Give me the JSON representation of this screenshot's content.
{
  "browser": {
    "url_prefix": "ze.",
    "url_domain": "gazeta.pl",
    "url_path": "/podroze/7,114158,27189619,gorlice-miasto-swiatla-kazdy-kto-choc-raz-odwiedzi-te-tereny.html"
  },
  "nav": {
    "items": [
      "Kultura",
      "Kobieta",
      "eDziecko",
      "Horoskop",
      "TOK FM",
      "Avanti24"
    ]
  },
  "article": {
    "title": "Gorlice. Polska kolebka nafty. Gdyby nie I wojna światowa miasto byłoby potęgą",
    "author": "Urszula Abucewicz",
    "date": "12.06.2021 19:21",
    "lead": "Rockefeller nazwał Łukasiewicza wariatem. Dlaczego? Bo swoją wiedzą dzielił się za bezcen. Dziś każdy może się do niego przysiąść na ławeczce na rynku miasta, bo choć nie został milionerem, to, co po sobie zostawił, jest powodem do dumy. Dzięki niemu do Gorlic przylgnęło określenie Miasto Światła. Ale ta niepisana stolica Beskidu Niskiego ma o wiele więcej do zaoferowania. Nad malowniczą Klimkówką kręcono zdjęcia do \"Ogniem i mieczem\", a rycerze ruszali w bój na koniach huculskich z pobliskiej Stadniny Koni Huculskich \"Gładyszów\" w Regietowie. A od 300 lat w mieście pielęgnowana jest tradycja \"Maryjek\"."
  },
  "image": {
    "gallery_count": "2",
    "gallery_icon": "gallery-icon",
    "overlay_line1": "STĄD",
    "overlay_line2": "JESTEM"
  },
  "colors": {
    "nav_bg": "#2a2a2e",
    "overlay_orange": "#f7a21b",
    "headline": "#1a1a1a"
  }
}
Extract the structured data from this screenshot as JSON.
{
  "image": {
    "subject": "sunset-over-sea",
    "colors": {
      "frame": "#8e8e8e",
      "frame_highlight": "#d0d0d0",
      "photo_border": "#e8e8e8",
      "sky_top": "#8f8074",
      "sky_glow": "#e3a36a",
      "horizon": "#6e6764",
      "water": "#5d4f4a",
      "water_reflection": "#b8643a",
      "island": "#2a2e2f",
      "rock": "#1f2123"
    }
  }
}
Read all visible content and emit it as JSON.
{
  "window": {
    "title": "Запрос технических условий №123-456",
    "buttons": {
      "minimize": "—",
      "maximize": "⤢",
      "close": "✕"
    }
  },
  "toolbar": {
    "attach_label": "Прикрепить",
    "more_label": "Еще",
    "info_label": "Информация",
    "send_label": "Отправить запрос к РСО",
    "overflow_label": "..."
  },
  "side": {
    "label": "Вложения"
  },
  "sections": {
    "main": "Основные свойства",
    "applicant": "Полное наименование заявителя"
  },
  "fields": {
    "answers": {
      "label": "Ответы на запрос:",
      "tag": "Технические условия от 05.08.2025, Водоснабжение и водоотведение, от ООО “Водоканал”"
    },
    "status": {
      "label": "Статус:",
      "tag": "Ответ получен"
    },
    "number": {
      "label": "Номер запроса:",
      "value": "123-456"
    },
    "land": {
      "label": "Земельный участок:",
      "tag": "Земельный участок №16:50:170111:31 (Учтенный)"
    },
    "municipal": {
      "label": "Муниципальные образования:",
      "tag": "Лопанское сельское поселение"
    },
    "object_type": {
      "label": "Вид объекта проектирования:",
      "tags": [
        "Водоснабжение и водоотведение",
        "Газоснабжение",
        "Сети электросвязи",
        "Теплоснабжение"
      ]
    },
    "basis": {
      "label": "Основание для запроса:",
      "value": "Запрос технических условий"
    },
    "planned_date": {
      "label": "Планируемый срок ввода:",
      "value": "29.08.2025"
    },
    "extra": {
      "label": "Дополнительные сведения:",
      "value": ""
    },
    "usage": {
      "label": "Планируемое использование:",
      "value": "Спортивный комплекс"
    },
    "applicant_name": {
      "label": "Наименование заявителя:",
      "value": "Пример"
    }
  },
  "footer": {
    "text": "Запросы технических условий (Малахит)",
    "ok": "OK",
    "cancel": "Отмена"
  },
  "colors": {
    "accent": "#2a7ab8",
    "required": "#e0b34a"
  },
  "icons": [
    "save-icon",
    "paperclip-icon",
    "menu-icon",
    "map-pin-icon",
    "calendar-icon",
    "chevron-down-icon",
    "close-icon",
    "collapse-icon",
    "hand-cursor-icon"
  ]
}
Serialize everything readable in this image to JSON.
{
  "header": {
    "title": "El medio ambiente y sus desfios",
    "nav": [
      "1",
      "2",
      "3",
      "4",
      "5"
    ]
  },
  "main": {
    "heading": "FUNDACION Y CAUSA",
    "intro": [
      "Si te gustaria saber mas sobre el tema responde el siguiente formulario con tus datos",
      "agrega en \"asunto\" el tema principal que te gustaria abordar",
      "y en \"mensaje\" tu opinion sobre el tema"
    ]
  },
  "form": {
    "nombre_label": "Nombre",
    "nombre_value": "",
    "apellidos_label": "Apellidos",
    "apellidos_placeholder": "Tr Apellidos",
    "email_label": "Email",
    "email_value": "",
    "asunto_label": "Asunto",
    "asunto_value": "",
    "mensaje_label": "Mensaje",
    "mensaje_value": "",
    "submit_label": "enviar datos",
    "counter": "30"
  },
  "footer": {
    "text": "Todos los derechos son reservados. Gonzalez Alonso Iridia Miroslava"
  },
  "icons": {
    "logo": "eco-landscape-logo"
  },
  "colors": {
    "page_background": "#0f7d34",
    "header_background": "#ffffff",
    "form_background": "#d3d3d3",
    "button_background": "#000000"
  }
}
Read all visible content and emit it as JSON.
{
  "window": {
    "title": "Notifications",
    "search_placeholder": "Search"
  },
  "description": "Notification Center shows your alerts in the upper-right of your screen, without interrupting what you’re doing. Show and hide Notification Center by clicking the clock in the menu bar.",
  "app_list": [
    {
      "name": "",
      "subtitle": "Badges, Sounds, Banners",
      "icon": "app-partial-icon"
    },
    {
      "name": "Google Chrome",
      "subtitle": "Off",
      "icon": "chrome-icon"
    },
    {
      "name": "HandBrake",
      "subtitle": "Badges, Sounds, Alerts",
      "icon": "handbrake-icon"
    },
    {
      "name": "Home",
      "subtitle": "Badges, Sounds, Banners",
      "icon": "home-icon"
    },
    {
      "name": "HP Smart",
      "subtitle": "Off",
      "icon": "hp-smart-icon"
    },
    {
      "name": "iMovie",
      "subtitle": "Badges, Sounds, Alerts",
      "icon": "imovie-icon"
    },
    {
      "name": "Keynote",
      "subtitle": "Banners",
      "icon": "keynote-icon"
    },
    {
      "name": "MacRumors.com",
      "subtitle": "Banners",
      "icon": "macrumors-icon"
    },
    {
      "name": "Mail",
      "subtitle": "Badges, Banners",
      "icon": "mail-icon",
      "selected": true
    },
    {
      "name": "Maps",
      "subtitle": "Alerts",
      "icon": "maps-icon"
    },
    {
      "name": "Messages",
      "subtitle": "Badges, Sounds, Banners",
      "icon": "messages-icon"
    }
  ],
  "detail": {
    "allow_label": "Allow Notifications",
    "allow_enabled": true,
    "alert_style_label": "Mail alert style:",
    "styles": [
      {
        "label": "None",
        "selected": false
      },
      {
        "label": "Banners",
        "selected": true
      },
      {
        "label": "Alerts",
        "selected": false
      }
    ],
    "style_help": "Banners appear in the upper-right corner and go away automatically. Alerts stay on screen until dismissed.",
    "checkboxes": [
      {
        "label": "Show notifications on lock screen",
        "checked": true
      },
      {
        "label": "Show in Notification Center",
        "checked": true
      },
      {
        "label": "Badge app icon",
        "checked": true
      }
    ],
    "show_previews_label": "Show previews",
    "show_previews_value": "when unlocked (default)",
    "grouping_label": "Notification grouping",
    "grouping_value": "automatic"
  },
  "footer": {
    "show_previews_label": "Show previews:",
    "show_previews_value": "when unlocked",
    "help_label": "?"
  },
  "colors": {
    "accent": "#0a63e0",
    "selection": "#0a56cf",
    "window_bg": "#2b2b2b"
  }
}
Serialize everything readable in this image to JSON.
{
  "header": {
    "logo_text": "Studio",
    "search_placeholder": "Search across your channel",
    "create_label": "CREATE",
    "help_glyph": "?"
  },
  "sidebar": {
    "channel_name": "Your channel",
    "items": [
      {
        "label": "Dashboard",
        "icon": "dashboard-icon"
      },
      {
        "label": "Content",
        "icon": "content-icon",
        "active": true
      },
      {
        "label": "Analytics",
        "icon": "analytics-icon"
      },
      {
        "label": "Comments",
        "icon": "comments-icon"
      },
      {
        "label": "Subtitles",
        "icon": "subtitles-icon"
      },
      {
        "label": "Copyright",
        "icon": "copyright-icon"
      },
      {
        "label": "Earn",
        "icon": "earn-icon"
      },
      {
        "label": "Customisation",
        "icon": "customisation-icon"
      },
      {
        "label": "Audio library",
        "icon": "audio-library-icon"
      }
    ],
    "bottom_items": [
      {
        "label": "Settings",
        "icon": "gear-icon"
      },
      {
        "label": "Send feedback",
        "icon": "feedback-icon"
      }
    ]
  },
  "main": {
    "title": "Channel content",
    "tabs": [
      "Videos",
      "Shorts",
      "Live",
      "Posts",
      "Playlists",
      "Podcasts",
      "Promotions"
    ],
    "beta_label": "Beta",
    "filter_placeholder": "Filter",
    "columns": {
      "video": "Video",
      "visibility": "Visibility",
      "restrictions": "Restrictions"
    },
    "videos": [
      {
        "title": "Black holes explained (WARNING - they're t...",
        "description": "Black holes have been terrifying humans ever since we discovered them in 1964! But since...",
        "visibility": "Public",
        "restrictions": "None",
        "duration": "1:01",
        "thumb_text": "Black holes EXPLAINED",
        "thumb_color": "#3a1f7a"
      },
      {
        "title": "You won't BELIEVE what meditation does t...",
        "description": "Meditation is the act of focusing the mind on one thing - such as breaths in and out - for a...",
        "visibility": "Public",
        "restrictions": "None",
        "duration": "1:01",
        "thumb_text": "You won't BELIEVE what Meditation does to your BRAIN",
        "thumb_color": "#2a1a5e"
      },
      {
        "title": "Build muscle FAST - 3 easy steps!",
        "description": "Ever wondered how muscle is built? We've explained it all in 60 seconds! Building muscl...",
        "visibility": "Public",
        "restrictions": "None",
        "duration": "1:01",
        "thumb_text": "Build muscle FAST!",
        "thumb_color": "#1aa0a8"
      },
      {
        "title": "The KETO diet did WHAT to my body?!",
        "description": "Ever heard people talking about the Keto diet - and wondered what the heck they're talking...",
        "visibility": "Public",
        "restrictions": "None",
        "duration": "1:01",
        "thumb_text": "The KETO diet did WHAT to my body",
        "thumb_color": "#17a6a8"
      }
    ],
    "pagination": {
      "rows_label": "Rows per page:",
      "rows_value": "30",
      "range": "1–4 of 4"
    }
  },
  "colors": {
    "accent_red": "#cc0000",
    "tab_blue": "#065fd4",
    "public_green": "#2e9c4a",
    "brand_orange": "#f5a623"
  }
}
***
PROBLEM TO SOLVE: Copy out every line with the word "unlocked".

WRITTEN ANSWER:
    "show_previews_value": "when unlocked (default)",
    "show_previews_value": "when unlocked",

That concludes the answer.